Write out all the entries word for word, but skip any images.

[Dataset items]
-------
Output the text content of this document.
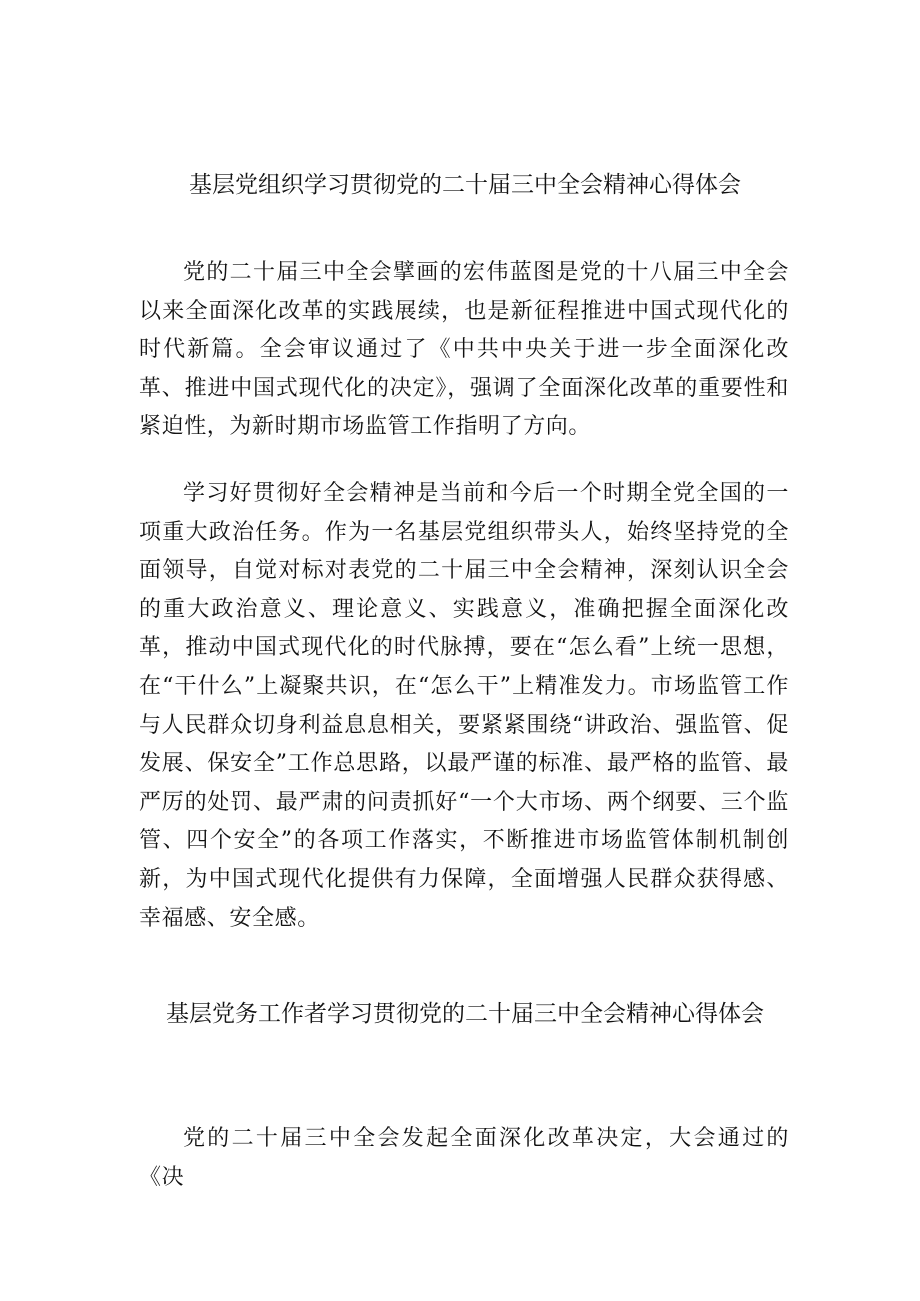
基层党组织学习贯彻党的二十届三中全会精神心得体会

党的二十届三中全会擘画的宏伟蓝图是党的十八届三中全会以来全面深化改革的实践展续，也是新征程推进中国式现代化的时代新篇。全会审议通过了《中共中央关于进一步全面深化改革、推进中国式现代化的决定》，强调了全面深化改革的重要性和紧迫性，为新时期市场监管工作指明了方向。

学习好贯彻好全会精神是当前和今后一个时期全党全国的一项重大政治任务。作为一名基层党组织带头人，始终坚持党的全面领导，自觉对标对表党的二十届三中全会精神，深刻认识全会的重大政治意义、理论意义、实践意义，准确把握全面深化改革，推动中国式现代化的时代脉搏，要在“怎么看”上统一思想，在“干什么”上凝聚共识，在“怎么干”上精准发力。市场监管工作与人民群众切身利益息息相关，要紧紧围绕“讲政治、强监管、促发展、保安全”工作总思路，以最严谨的标准、最严格的监管、最严厉的处罚、最严肃的问责抓好“一个大市场、两个纲要、三个监管、四个安全”的各项工作落实，不断推进市场监管体制机制创新，为中国式现代化提供有力保障，全面增强人民群众获得感、幸福感、安全感。

基层党务工作者学习贯彻党的二十届三中全会精神心得体会

党的二十届三中全会发起全面深化改革决定，大会通过的《决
-------
Response to the exercise |
Output the text content of this document.
基层党组织学习贯彻党的二十届三中全会精神心得体会

党的二十届三中全会擘画的宏伟蓝图是党的十八届三中全会以来全面深化改革的实践展续，也是新征程推进中国式现代化的时代新篇。全会审议通过了《中共中央关于进一步全面深化改革、推进中国式现代化的决定》，强调了全面深化改革的重要性和紧迫性，为新时期市场监管工作指明了方向。

学习好贯彻好全会精神是当前和今后一个时期全党全国的一项重大政治任务。作为一名基层党组织带头人，始终坚持党的全面领导，自觉对标对表党的二十届三中全会精神，深刻认识全会的重大政治意义、理论意义、实践意义，准确把握全面深化改革，推动中国式现代化的时代脉搏，要在“怎么看”上统一思想，在“干什么”上凝聚共识，在“怎么干”上精准发力。市场监管工作与人民群众切身利益息息相关，要紧紧围绕“讲政治、强监管、促发展、保安全”工作总思路，以最严谨的标准、最严格的监管、最严厉的处罚、最严肃的问责抓好“一个大市场、两个纲要、三个监管、四个安全”的各项工作落实，不断推进市场监管体制机制创新，为中国式现代化提供有力保障，全面增强人民群众获得感、幸福感、安全感。

基层党务工作者学习贯彻党的二十届三中全会精神心得体会

党的二十届三中全会发起全面深化改革决定，大会通过的《决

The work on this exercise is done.